**AIM OF THE EXERCISE**
Within the data below, state how many lines contain the string "dash". Provide the number only.

**STORED RECORDS**
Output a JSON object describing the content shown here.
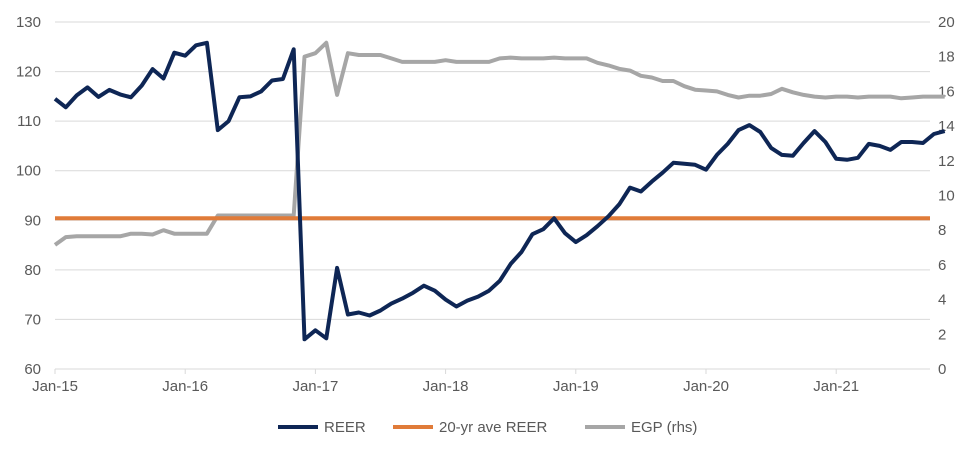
{
  "colors": {
    "reer": "#0e2655",
    "avg": "#e07b39",
    "egp": "#a6a6a6",
    "grid": "#d9d9d9",
    "text": "#595959"
  },
  "chart_data": {
    "type": "line",
    "xlabel": "",
    "ylabel": "",
    "x_tick_labels": [
      "Jan-15",
      "Jan-16",
      "Jan-17",
      "Jan-18",
      "Jan-19",
      "Jan-20",
      "Jan-21"
    ],
    "left_axis": {
      "ylim": [
        60,
        130
      ],
      "ticks": [
        60,
        70,
        80,
        90,
        100,
        110,
        120,
        130
      ]
    },
    "right_axis": {
      "ylim": [
        0,
        20
      ],
      "ticks": [
        0,
        2,
        4,
        6,
        8,
        10,
        12,
        14,
        16,
        18,
        20
      ]
    },
    "grid": true,
    "legend_position": "bottom",
    "series": [
      {
        "name": "REER",
        "axis": "left",
        "start": "Jan-15",
        "values": [
          114.5,
          112.8,
          115.2,
          116.8,
          114.9,
          116.3,
          115.4,
          114.8,
          117.2,
          120.5,
          118.6,
          123.8,
          123.2,
          125.3,
          125.8,
          108.2,
          110.0,
          114.8,
          115.0,
          116.0,
          118.2,
          118.5,
          124.5,
          66.0,
          67.8,
          66.2,
          80.4,
          71.0,
          71.4,
          70.8,
          71.8,
          73.2,
          74.2,
          75.4,
          76.8,
          75.8,
          74.0,
          72.6,
          73.8,
          74.6,
          75.8,
          77.8,
          81.2,
          83.6,
          87.2,
          88.2,
          90.4,
          87.4,
          85.6,
          87.0,
          88.8,
          90.8,
          93.2,
          96.6,
          95.8,
          97.8,
          99.6,
          101.6,
          101.4,
          101.2,
          100.2,
          103.2,
          105.4,
          108.2,
          109.2,
          107.8,
          104.6,
          103.2,
          103.0,
          105.6,
          108.0,
          105.8,
          102.4,
          102.2,
          102.6,
          105.4,
          105.0,
          104.2,
          105.8,
          105.8,
          105.6,
          107.4,
          108.0
        ]
      },
      {
        "name": "20-yr ave REER",
        "axis": "left",
        "values": [
          90.4,
          90.4
        ]
      },
      {
        "name": "EGP (rhs)",
        "axis": "right",
        "start": "Jan-15",
        "values": [
          7.15,
          7.6,
          7.65,
          7.65,
          7.65,
          7.65,
          7.65,
          7.8,
          7.8,
          7.75,
          8.0,
          7.8,
          7.8,
          7.8,
          7.8,
          8.85,
          8.85,
          8.85,
          8.85,
          8.85,
          8.85,
          8.85,
          8.85,
          18.0,
          18.2,
          18.8,
          15.8,
          18.2,
          18.1,
          18.1,
          18.1,
          17.9,
          17.7,
          17.7,
          17.7,
          17.7,
          17.8,
          17.7,
          17.7,
          17.7,
          17.7,
          17.9,
          17.95,
          17.9,
          17.9,
          17.9,
          17.95,
          17.9,
          17.9,
          17.9,
          17.65,
          17.5,
          17.3,
          17.2,
          16.9,
          16.8,
          16.6,
          16.6,
          16.3,
          16.1,
          16.05,
          16.0,
          15.8,
          15.65,
          15.75,
          15.75,
          15.85,
          16.15,
          15.95,
          15.8,
          15.7,
          15.65,
          15.7,
          15.7,
          15.65,
          15.7,
          15.7,
          15.7,
          15.6,
          15.65,
          15.7,
          15.7,
          15.7
        ]
      }
    ]
  }
}
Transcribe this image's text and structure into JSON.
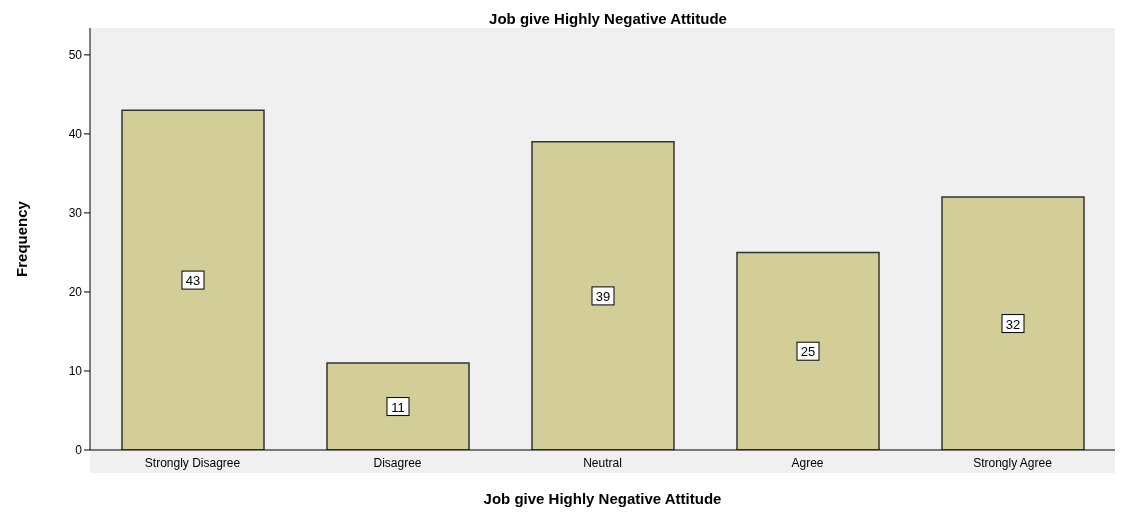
{
  "chart_data": {
    "type": "bar",
    "title": "Job give Highly Negative Attitude",
    "xlabel": "Job give Highly Negative Attitude",
    "ylabel": "Frequency",
    "categories": [
      "Strongly Disagree",
      "Disagree",
      "Neutral",
      "Agree",
      "Strongly Agree"
    ],
    "values": [
      43,
      11,
      39,
      25,
      32
    ],
    "color": "#d3ce97",
    "ylim": [
      0,
      53.4
    ],
    "yticks": [
      0,
      10,
      20,
      30,
      40,
      50
    ],
    "grid": false,
    "legend": false,
    "data_labels": true
  }
}
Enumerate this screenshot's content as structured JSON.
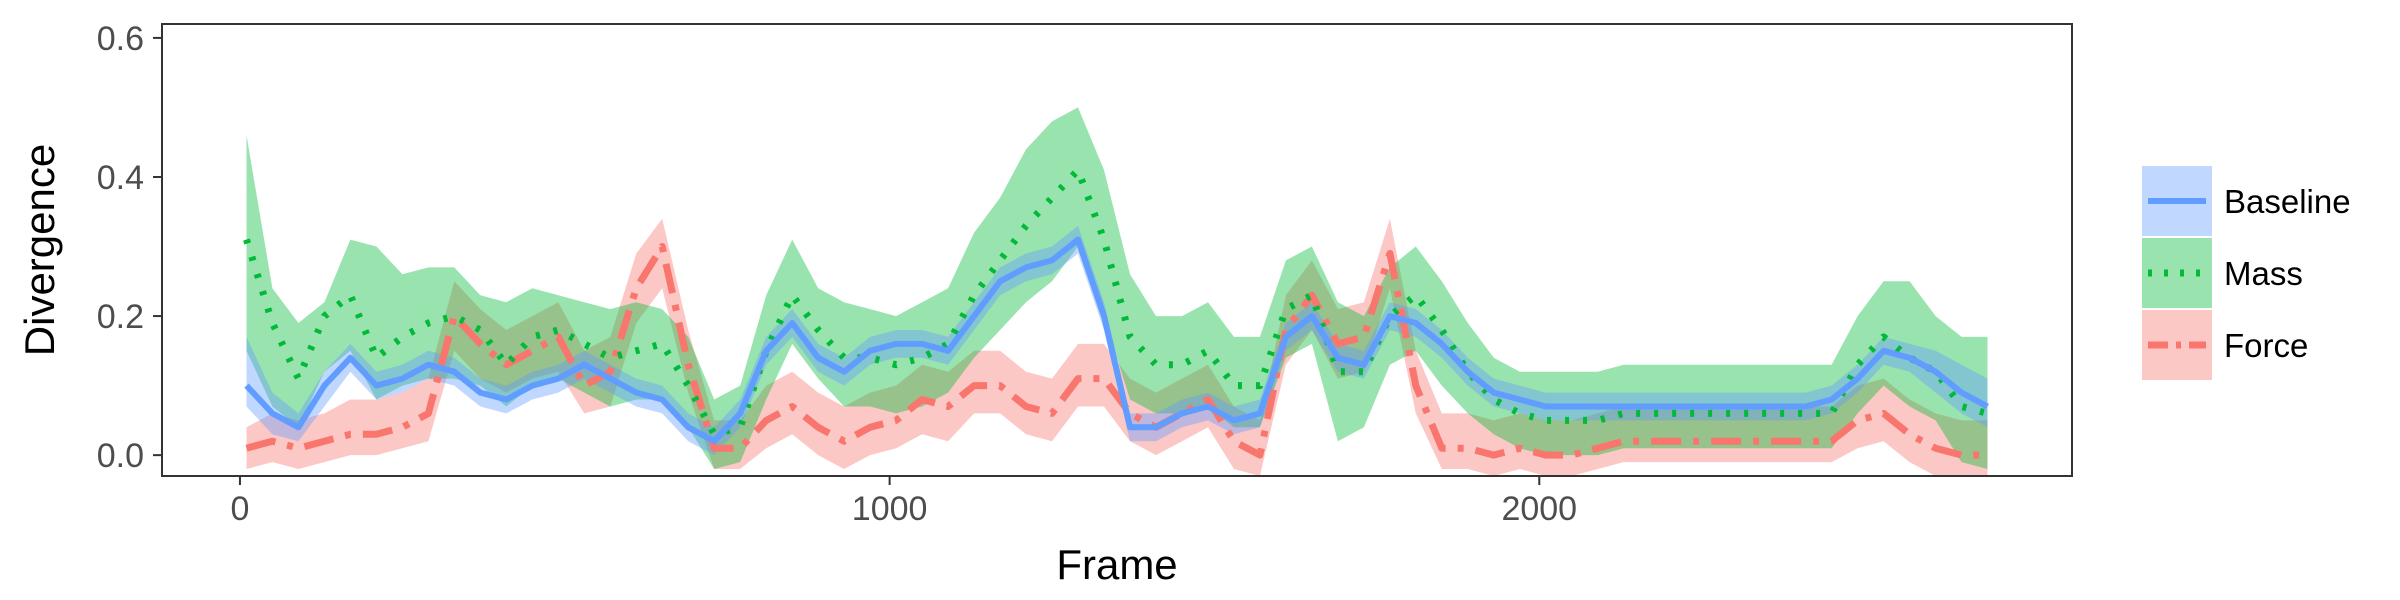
{
  "chart_data": {
    "type": "line",
    "xlabel": "Frame",
    "ylabel": "Divergence",
    "xlim": [
      -120,
      2820
    ],
    "ylim": [
      -0.03,
      0.62
    ],
    "x_ticks": [
      0,
      1000,
      2000
    ],
    "y_ticks": [
      0.0,
      0.2,
      0.4,
      0.6
    ],
    "x_tick_labels": [
      "0",
      "1000",
      "2000"
    ],
    "y_tick_labels": [
      "0.0",
      "0.2",
      "0.4",
      "0.6"
    ],
    "grid": false,
    "legend_position": "right",
    "x": [
      10,
      50,
      90,
      130,
      170,
      210,
      250,
      290,
      330,
      370,
      410,
      450,
      490,
      530,
      570,
      610,
      650,
      690,
      730,
      770,
      810,
      850,
      890,
      930,
      970,
      1010,
      1050,
      1090,
      1130,
      1170,
      1210,
      1250,
      1290,
      1330,
      1370,
      1410,
      1450,
      1490,
      1530,
      1570,
      1610,
      1650,
      1690,
      1730,
      1770,
      1810,
      1850,
      1890,
      1930,
      1970,
      2010,
      2050,
      2090,
      2130,
      2170,
      2210,
      2250,
      2290,
      2330,
      2370,
      2410,
      2450,
      2490,
      2530,
      2570,
      2610,
      2650,
      2690
    ],
    "series": [
      {
        "name": "Baseline",
        "color": "#619CFF",
        "dash": "solid",
        "values": [
          0.1,
          0.06,
          0.04,
          0.1,
          0.14,
          0.1,
          0.11,
          0.13,
          0.12,
          0.09,
          0.08,
          0.1,
          0.11,
          0.13,
          0.11,
          0.09,
          0.08,
          0.04,
          0.02,
          0.06,
          0.15,
          0.19,
          0.14,
          0.12,
          0.15,
          0.16,
          0.16,
          0.15,
          0.2,
          0.25,
          0.27,
          0.28,
          0.31,
          0.2,
          0.04,
          0.04,
          0.06,
          0.07,
          0.05,
          0.06,
          0.17,
          0.2,
          0.14,
          0.13,
          0.2,
          0.19,
          0.16,
          0.12,
          0.09,
          0.08,
          0.07,
          0.07,
          0.07,
          0.07,
          0.07,
          0.07,
          0.07,
          0.07,
          0.07,
          0.07,
          0.07,
          0.08,
          0.11,
          0.15,
          0.14,
          0.12,
          0.09,
          0.07
        ],
        "lower": [
          0.07,
          0.03,
          0.02,
          0.07,
          0.12,
          0.08,
          0.09,
          0.11,
          0.1,
          0.07,
          0.06,
          0.08,
          0.09,
          0.11,
          0.09,
          0.07,
          0.06,
          0.02,
          0.0,
          0.04,
          0.13,
          0.17,
          0.12,
          0.1,
          0.13,
          0.14,
          0.14,
          0.13,
          0.18,
          0.23,
          0.25,
          0.26,
          0.29,
          0.18,
          0.02,
          0.02,
          0.04,
          0.05,
          0.03,
          0.04,
          0.15,
          0.18,
          0.12,
          0.11,
          0.18,
          0.17,
          0.14,
          0.1,
          0.07,
          0.06,
          0.05,
          0.05,
          0.05,
          0.05,
          0.05,
          0.05,
          0.05,
          0.05,
          0.05,
          0.05,
          0.05,
          0.06,
          0.09,
          0.13,
          0.12,
          0.09,
          0.06,
          0.04
        ],
        "upper": [
          0.17,
          0.09,
          0.06,
          0.12,
          0.16,
          0.12,
          0.13,
          0.15,
          0.14,
          0.11,
          0.1,
          0.12,
          0.13,
          0.15,
          0.13,
          0.11,
          0.1,
          0.06,
          0.04,
          0.08,
          0.17,
          0.21,
          0.16,
          0.14,
          0.17,
          0.18,
          0.18,
          0.17,
          0.22,
          0.27,
          0.29,
          0.3,
          0.33,
          0.22,
          0.06,
          0.06,
          0.08,
          0.09,
          0.07,
          0.08,
          0.19,
          0.22,
          0.16,
          0.15,
          0.22,
          0.21,
          0.18,
          0.14,
          0.11,
          0.1,
          0.09,
          0.09,
          0.09,
          0.09,
          0.09,
          0.09,
          0.09,
          0.09,
          0.09,
          0.09,
          0.09,
          0.1,
          0.13,
          0.17,
          0.16,
          0.15,
          0.13,
          0.11
        ]
      },
      {
        "name": "Mass",
        "color": "#00BA38",
        "dash": "dotted",
        "values": [
          0.31,
          0.19,
          0.11,
          0.2,
          0.23,
          0.14,
          0.17,
          0.19,
          0.2,
          0.18,
          0.13,
          0.17,
          0.18,
          0.16,
          0.14,
          0.15,
          0.16,
          0.1,
          0.03,
          0.04,
          0.15,
          0.23,
          0.18,
          0.14,
          0.14,
          0.13,
          0.14,
          0.16,
          0.23,
          0.28,
          0.33,
          0.37,
          0.41,
          0.31,
          0.17,
          0.13,
          0.13,
          0.15,
          0.1,
          0.1,
          0.21,
          0.23,
          0.12,
          0.12,
          0.2,
          0.23,
          0.18,
          0.12,
          0.08,
          0.06,
          0.05,
          0.05,
          0.05,
          0.06,
          0.06,
          0.06,
          0.06,
          0.06,
          0.06,
          0.06,
          0.06,
          0.06,
          0.13,
          0.17,
          0.14,
          0.12,
          0.07,
          0.06
        ],
        "lower": [
          0.15,
          0.07,
          0.04,
          0.12,
          0.15,
          0.08,
          0.1,
          0.11,
          0.11,
          0.1,
          0.07,
          0.1,
          0.11,
          0.09,
          0.07,
          0.08,
          0.08,
          0.04,
          -0.02,
          -0.01,
          0.08,
          0.16,
          0.11,
          0.07,
          0.07,
          0.06,
          0.07,
          0.09,
          0.14,
          0.18,
          0.22,
          0.25,
          0.3,
          0.2,
          0.08,
          0.06,
          0.06,
          0.07,
          0.04,
          0.04,
          0.14,
          0.16,
          0.02,
          0.04,
          0.13,
          0.15,
          0.1,
          0.06,
          0.03,
          0.01,
          0.0,
          0.0,
          0.0,
          0.01,
          0.01,
          0.01,
          0.01,
          0.01,
          0.01,
          0.01,
          0.01,
          0.01,
          0.06,
          0.1,
          0.07,
          0.05,
          -0.01,
          -0.02
        ],
        "upper": [
          0.46,
          0.24,
          0.19,
          0.22,
          0.31,
          0.3,
          0.26,
          0.27,
          0.27,
          0.23,
          0.22,
          0.24,
          0.23,
          0.22,
          0.21,
          0.22,
          0.21,
          0.17,
          0.08,
          0.1,
          0.23,
          0.31,
          0.24,
          0.22,
          0.21,
          0.2,
          0.22,
          0.24,
          0.32,
          0.37,
          0.44,
          0.48,
          0.5,
          0.41,
          0.26,
          0.2,
          0.2,
          0.22,
          0.17,
          0.17,
          0.28,
          0.3,
          0.22,
          0.2,
          0.27,
          0.3,
          0.25,
          0.19,
          0.14,
          0.12,
          0.12,
          0.12,
          0.12,
          0.13,
          0.13,
          0.13,
          0.13,
          0.13,
          0.13,
          0.13,
          0.13,
          0.13,
          0.2,
          0.25,
          0.25,
          0.2,
          0.17,
          0.17
        ]
      },
      {
        "name": "Force",
        "color": "#F8766D",
        "dash": "dashdot",
        "values": [
          0.01,
          0.02,
          0.01,
          0.02,
          0.03,
          0.03,
          0.04,
          0.06,
          0.2,
          0.16,
          0.13,
          0.15,
          0.17,
          0.1,
          0.12,
          0.24,
          0.3,
          0.13,
          0.01,
          0.01,
          0.05,
          0.07,
          0.04,
          0.02,
          0.04,
          0.05,
          0.08,
          0.07,
          0.1,
          0.1,
          0.07,
          0.06,
          0.11,
          0.11,
          0.06,
          0.04,
          0.06,
          0.08,
          0.02,
          0.0,
          0.18,
          0.23,
          0.16,
          0.17,
          0.29,
          0.1,
          0.01,
          0.01,
          0.0,
          0.01,
          0.0,
          0.0,
          0.01,
          0.02,
          0.02,
          0.02,
          0.02,
          0.02,
          0.02,
          0.02,
          0.02,
          0.02,
          0.05,
          0.06,
          0.03,
          0.01,
          0.0,
          0.0
        ],
        "lower": [
          -0.02,
          -0.01,
          -0.02,
          -0.01,
          0.0,
          0.0,
          0.01,
          0.02,
          0.15,
          0.11,
          0.09,
          0.11,
          0.12,
          0.06,
          0.07,
          0.19,
          0.24,
          0.09,
          -0.02,
          -0.02,
          0.01,
          0.03,
          0.0,
          -0.02,
          0.0,
          0.01,
          0.03,
          0.02,
          0.06,
          0.06,
          0.03,
          0.02,
          0.07,
          0.07,
          0.02,
          0.0,
          0.02,
          0.04,
          -0.02,
          -0.03,
          0.13,
          0.18,
          0.11,
          0.12,
          0.24,
          0.06,
          -0.02,
          -0.02,
          -0.03,
          -0.02,
          -0.03,
          -0.03,
          -0.02,
          -0.01,
          -0.01,
          -0.01,
          -0.01,
          -0.01,
          -0.01,
          -0.01,
          -0.01,
          -0.01,
          0.01,
          0.02,
          -0.01,
          -0.03,
          -0.03,
          -0.03
        ],
        "upper": [
          0.04,
          0.06,
          0.05,
          0.06,
          0.08,
          0.08,
          0.09,
          0.11,
          0.25,
          0.21,
          0.18,
          0.2,
          0.22,
          0.15,
          0.17,
          0.29,
          0.34,
          0.18,
          0.05,
          0.05,
          0.1,
          0.12,
          0.09,
          0.07,
          0.09,
          0.1,
          0.13,
          0.12,
          0.15,
          0.15,
          0.12,
          0.11,
          0.16,
          0.16,
          0.11,
          0.09,
          0.11,
          0.13,
          0.07,
          0.05,
          0.23,
          0.28,
          0.21,
          0.22,
          0.34,
          0.15,
          0.06,
          0.06,
          0.05,
          0.06,
          0.05,
          0.05,
          0.06,
          0.07,
          0.07,
          0.07,
          0.07,
          0.07,
          0.07,
          0.07,
          0.07,
          0.07,
          0.1,
          0.11,
          0.08,
          0.06,
          0.05,
          0.05
        ]
      }
    ]
  }
}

**EXERCISE OUTPUT**
3